Records that describe figures
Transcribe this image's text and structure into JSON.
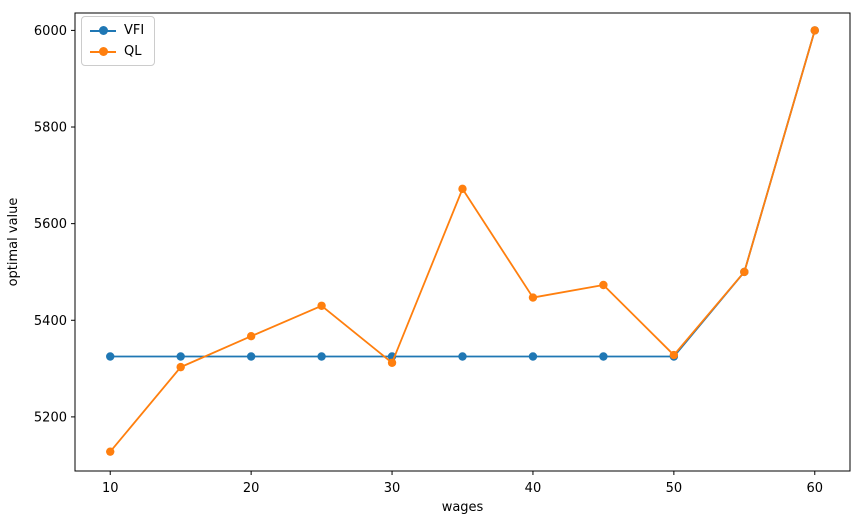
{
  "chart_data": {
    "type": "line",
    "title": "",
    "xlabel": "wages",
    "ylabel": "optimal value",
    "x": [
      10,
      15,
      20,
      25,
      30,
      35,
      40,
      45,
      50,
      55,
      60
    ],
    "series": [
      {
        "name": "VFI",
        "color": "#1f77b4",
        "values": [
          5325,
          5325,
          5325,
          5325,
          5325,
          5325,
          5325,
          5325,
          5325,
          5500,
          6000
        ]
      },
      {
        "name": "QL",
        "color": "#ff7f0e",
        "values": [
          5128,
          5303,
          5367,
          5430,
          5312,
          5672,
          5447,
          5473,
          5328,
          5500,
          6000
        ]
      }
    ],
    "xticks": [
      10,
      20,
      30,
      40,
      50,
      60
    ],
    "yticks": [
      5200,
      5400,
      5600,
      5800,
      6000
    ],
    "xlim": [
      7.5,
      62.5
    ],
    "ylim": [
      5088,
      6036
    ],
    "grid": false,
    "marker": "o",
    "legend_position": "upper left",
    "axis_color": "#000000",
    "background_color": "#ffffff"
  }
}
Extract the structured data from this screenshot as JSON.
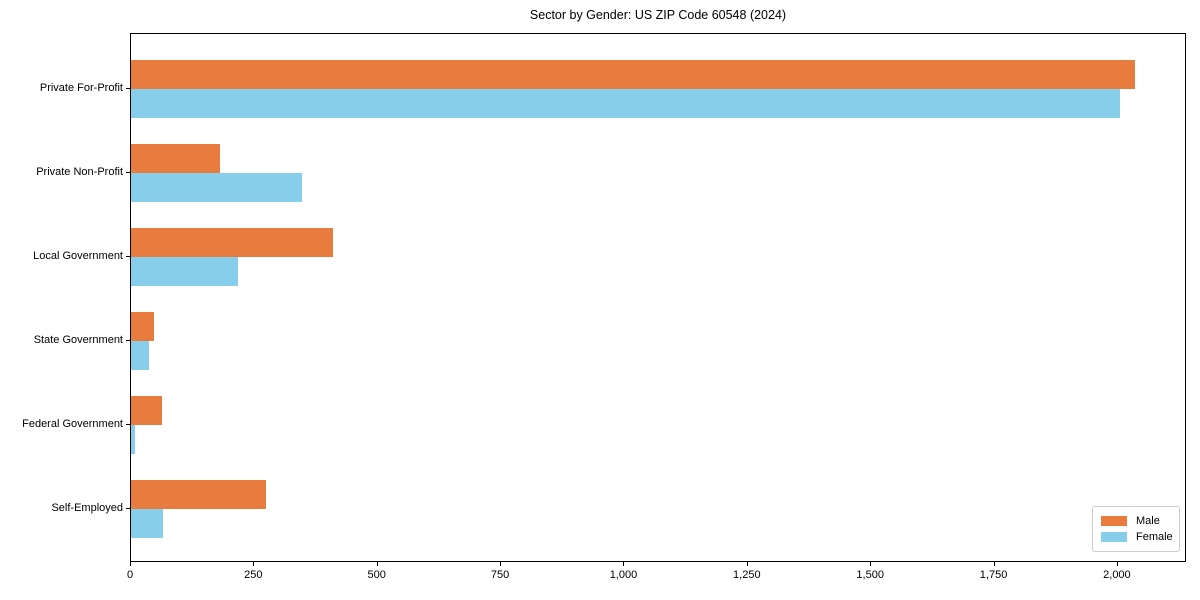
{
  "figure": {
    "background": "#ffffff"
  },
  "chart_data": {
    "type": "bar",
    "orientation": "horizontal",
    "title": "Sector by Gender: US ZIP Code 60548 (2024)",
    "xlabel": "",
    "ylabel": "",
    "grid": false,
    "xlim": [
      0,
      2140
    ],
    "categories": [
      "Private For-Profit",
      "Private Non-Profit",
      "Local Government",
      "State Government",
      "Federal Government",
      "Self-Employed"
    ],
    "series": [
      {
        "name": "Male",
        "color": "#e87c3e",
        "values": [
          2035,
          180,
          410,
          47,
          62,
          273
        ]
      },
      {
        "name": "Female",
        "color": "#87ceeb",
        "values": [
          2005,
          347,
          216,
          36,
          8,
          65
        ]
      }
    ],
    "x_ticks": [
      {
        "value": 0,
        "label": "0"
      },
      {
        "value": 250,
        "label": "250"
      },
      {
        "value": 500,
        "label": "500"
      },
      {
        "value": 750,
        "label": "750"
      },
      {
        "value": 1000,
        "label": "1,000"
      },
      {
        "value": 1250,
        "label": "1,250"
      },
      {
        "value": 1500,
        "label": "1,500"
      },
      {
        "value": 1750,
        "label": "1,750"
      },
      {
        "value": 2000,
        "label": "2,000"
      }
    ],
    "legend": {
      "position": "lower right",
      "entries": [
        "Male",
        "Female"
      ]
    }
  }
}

- What is needed -
Write the records out again in full, exactly, and skip every picture.

- The solution -
Transcribe this image's text and structure into JSON.
{
  "chart_data": {
    "type": "line",
    "title": "",
    "xlabel": "wages",
    "ylabel": "optimal value",
    "x": [
      10,
      15,
      20,
      25,
      30,
      35,
      40,
      45,
      50,
      55,
      60
    ],
    "series": [
      {
        "name": "VFI",
        "color": "#1f77b4",
        "values": [
          5325,
          5325,
          5325,
          5325,
          5325,
          5325,
          5325,
          5325,
          5325,
          5500,
          6000
        ]
      },
      {
        "name": "QL",
        "color": "#ff7f0e",
        "values": [
          5128,
          5303,
          5367,
          5430,
          5312,
          5672,
          5447,
          5473,
          5328,
          5500,
          6000
        ]
      }
    ],
    "xticks": [
      10,
      20,
      30,
      40,
      50,
      60
    ],
    "yticks": [
      5200,
      5400,
      5600,
      5800,
      6000
    ],
    "xlim": [
      7.5,
      62.5
    ],
    "ylim": [
      5088,
      6036
    ],
    "grid": false,
    "marker": "o",
    "legend_position": "upper left",
    "axis_color": "#000000",
    "background_color": "#ffffff"
  }
}
Extract the structured data from this screenshot as JSON.
{
  "figure": {
    "background": "#ffffff"
  },
  "chart_data": {
    "type": "bar",
    "orientation": "horizontal",
    "title": "Sector by Gender: US ZIP Code 60548 (2024)",
    "xlabel": "",
    "ylabel": "",
    "grid": false,
    "xlim": [
      0,
      2140
    ],
    "categories": [
      "Private For-Profit",
      "Private Non-Profit",
      "Local Government",
      "State Government",
      "Federal Government",
      "Self-Employed"
    ],
    "series": [
      {
        "name": "Male",
        "color": "#e87c3e",
        "values": [
          2035,
          180,
          410,
          47,
          62,
          273
        ]
      },
      {
        "name": "Female",
        "color": "#87ceeb",
        "values": [
          2005,
          347,
          216,
          36,
          8,
          65
        ]
      }
    ],
    "x_ticks": [
      {
        "value": 0,
        "label": "0"
      },
      {
        "value": 250,
        "label": "250"
      },
      {
        "value": 500,
        "label": "500"
      },
      {
        "value": 750,
        "label": "750"
      },
      {
        "value": 1000,
        "label": "1,000"
      },
      {
        "value": 1250,
        "label": "1,250"
      },
      {
        "value": 1500,
        "label": "1,500"
      },
      {
        "value": 1750,
        "label": "1,750"
      },
      {
        "value": 2000,
        "label": "2,000"
      }
    ],
    "legend": {
      "position": "lower right",
      "entries": [
        "Male",
        "Female"
      ]
    }
  }
}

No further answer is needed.